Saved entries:
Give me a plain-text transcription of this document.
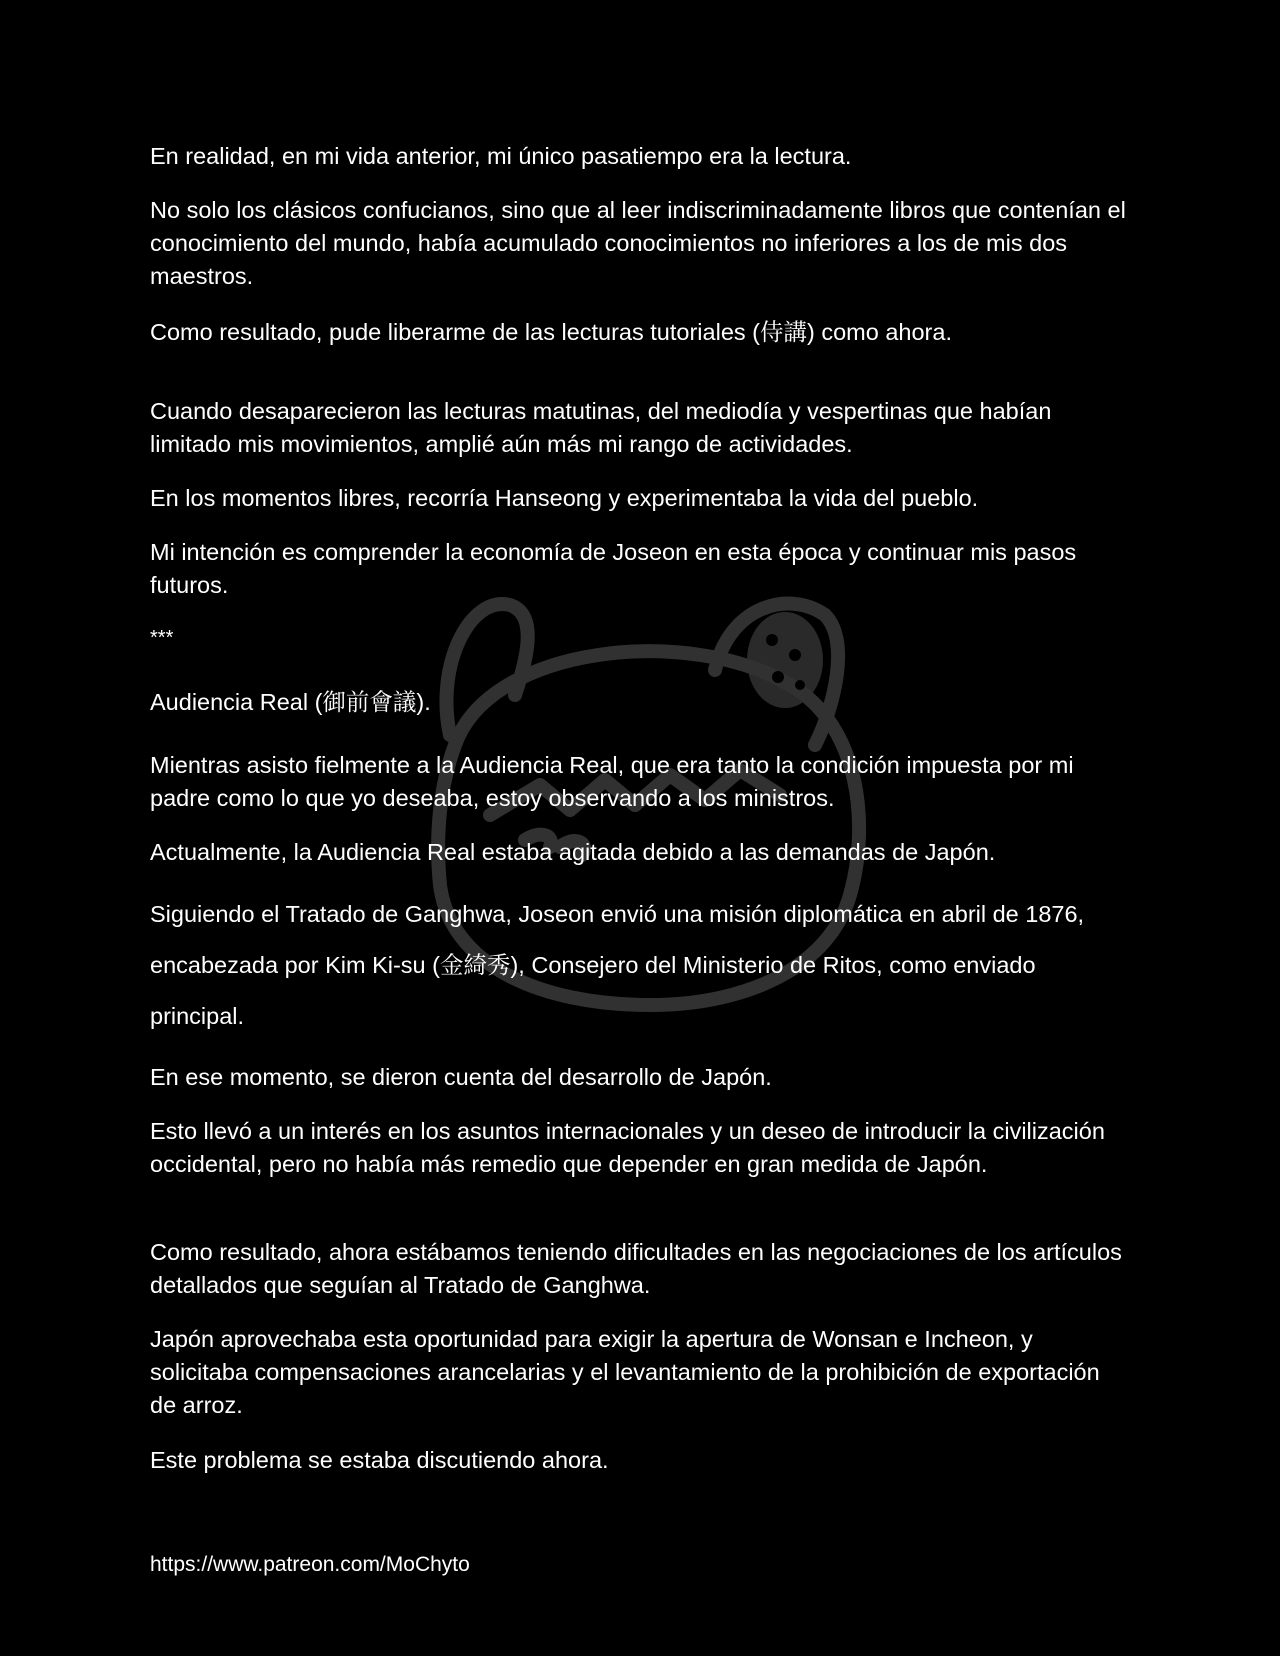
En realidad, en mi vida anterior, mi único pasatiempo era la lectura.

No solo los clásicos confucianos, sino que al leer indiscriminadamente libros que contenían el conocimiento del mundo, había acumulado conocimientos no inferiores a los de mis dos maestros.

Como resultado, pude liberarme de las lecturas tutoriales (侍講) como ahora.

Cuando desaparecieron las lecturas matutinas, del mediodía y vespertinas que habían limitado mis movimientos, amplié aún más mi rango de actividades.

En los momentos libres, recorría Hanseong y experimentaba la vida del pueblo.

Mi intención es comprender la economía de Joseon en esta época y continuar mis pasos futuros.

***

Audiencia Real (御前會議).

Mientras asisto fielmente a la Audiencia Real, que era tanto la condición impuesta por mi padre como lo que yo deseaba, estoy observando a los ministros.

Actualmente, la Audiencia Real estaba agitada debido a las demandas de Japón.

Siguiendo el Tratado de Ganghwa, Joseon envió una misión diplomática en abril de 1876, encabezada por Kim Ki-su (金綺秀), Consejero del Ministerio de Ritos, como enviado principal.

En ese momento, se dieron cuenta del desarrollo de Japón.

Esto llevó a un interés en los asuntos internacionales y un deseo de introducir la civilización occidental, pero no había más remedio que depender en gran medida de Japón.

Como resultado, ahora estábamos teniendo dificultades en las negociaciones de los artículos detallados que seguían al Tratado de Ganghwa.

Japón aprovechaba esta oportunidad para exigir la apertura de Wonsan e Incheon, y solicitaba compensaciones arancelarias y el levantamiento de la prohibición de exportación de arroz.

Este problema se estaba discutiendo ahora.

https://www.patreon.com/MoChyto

Aim of the exercise
Copy all the entries word for word. Omit any pictures.

Response
Give me a plain-text transcription of this document.
En realidad, en mi vida anterior, mi único pasatiempo era la lectura.

No solo los clásicos confucianos, sino que al leer indiscriminadamente libros que contenían el conocimiento del mundo, había acumulado conocimientos no inferiores a los de mis dos maestros.

Como resultado, pude liberarme de las lecturas tutoriales (侍講) como ahora.

Cuando desaparecieron las lecturas matutinas, del mediodía y vespertinas que habían limitado mis movimientos, amplié aún más mi rango de actividades.

En los momentos libres, recorría Hanseong y experimentaba la vida del pueblo.

Mi intención es comprender la economía de Joseon en esta época y continuar mis pasos futuros.

***

Audiencia Real (御前會議).

Mientras asisto fielmente a la Audiencia Real, que era tanto la condición impuesta por mi padre como lo que yo deseaba, estoy observando a los ministros.

Actualmente, la Audiencia Real estaba agitada debido a las demandas de Japón.

Siguiendo el Tratado de Ganghwa, Joseon envió una misión diplomática en abril de 1876, encabezada por Kim Ki-su (金綺秀), Consejero del Ministerio de Ritos, como enviado principal.

En ese momento, se dieron cuenta del desarrollo de Japón.

Esto llevó a un interés en los asuntos internacionales y un deseo de introducir la civilización occidental, pero no había más remedio que depender en gran medida de Japón.

Como resultado, ahora estábamos teniendo dificultades en las negociaciones de los artículos detallados que seguían al Tratado de Ganghwa.

Japón aprovechaba esta oportunidad para exigir la apertura de Wonsan e Incheon, y solicitaba compensaciones arancelarias y el levantamiento de la prohibición de exportación de arroz.

Este problema se estaba discutiendo ahora.

https://www.patreon.com/MoChyto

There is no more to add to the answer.